• INSTRUÇÕES DA TAREFA:
Com base no texto sobre o livro de Andrew Solomon, responda:
(a) De que doença sofria a mãe do autor?
(b) Qual injustiça social o autor trata principalmente?
(c) Quais massacres são citados no texto?

Antes de partir para os casos socialmente conhecidos, Andrew Solomon relata dois casos de suicídio que marcaram sua vida pessoal. A proximidade do autor com tal experiência e a reflexão posterior aos acontecimentos marcam o tom da leitura do resto do livro. No primeiro capítulo, relata a perda de um grande amigo de adolescência: uma pessoa interessantíssima, pela qual o leitor vai nutrindo grande empatia. Quando tomamos fôlego e coragem para ler o segundo capítulo, deparamo-nos com a escrita sobre o suicídio de sua mãe, que sofria de um câncer terminal, assistido por ele, pai e irmão. A morte em vida, a falta de sentido, a finitude do desejo anterior à morte em si, são temas de difícil simbolização, mas que o autor consegue transmitir ao leitor com muita sensibilidade, por meio de suas narrativas cheias de afeto.

A solidão também está presente no livro de Solomon como experiência da subjetividade que se afunda nos desencontros amorosos ou que sofre do desamparo das diversas injustiças sociais (o autor trata principalmente da homofobia). A solidão se torna irreparável na vida de diversas pessoas, muitas vezes seus efeitos são catastróficos e não tem causa evidente. O livro traz a ideia, ao mesmo tempo, intuitiva e cruel, de que não é tão simples fazer companhia a alguém, tampouco se sentir acompanhado de fato.

Em “Anatomia de um homicídio-suicídio”, retoma a solidão fatalmente difícil de contornar nos casos dos adolescentes que cometem assassinato em massa e depois se matam. Massacres como os de Columbine e Newtown revelam que o suicídio não é tão notícia quanto o homicídio. Aparentemente, o ato de ódio voltado aos outros é mais ameaçador do que a insatisfação da pessoa com a própria vida. No entanto, se quisermos conter a violência, nos alerta Solomon, precisamos começar por conter o desespero. Desconstrói preconceitos e diagnósticos estereotipados que circundam esses casos: não, os pais do adolescente eram pessoas admiráveis, éticas, inteligentes e bondosas. Ao mesmo tempo, é recorrente o fato de todos saberem que havia algo muito errado com esses adolescentes. O isolamento social dessas pessoas e a dificuldade de acessarmos suas questões também eram temáticas comum.

• CONTEÚDO DOS DADOS:
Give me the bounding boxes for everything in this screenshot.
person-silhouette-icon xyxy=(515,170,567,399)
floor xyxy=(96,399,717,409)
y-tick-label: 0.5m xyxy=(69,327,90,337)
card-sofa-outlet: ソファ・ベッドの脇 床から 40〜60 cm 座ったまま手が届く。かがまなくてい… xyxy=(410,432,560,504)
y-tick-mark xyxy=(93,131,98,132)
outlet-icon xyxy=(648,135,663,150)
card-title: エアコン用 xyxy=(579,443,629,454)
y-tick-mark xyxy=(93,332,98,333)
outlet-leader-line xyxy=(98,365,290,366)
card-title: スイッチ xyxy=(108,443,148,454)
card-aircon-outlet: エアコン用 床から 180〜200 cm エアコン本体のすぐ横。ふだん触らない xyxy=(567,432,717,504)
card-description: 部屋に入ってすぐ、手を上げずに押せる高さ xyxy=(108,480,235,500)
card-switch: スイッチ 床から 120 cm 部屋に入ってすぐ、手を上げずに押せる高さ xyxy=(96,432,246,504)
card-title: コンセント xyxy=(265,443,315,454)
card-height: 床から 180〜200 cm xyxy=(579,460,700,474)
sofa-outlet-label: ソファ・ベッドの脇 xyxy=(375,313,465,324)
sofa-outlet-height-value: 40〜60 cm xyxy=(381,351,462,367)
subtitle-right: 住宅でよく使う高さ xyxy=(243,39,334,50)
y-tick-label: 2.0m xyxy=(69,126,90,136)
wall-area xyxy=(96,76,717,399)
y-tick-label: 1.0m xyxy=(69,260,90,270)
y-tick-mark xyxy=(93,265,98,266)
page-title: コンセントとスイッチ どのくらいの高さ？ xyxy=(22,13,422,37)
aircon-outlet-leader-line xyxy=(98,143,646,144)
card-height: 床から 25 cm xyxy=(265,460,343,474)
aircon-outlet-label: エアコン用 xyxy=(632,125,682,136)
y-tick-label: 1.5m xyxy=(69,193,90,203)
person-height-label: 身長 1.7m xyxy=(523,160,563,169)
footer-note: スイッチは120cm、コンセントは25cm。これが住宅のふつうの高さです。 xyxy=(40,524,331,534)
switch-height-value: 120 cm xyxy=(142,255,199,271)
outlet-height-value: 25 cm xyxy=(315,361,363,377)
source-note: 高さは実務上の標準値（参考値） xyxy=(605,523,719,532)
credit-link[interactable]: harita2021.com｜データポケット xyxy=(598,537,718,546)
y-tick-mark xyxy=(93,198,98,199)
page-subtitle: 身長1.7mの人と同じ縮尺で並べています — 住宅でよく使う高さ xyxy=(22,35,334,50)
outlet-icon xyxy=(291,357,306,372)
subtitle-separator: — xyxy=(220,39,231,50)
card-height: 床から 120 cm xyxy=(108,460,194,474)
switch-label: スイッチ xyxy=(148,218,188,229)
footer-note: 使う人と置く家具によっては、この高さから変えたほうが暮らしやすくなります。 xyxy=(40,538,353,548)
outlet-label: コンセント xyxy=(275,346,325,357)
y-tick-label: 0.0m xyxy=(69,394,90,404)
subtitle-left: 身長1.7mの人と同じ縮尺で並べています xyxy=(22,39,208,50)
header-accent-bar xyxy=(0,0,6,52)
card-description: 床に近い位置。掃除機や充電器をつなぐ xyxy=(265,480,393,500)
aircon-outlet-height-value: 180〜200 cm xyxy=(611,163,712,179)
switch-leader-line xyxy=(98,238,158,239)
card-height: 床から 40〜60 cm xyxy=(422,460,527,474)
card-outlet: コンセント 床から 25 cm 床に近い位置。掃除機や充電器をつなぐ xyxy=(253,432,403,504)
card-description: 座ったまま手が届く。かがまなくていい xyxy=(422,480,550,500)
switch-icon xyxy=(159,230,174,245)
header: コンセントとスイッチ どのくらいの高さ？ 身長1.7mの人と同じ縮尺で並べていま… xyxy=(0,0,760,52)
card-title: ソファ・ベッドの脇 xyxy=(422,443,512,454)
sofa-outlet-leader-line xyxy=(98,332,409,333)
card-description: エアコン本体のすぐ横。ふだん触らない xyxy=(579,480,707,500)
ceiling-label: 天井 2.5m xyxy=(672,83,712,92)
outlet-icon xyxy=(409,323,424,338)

• EXERCÍCIO RESOLVIDO:
(a) De um câncer terminal.
(b) A homofobia.
(c) Os de Columbine e Newtown.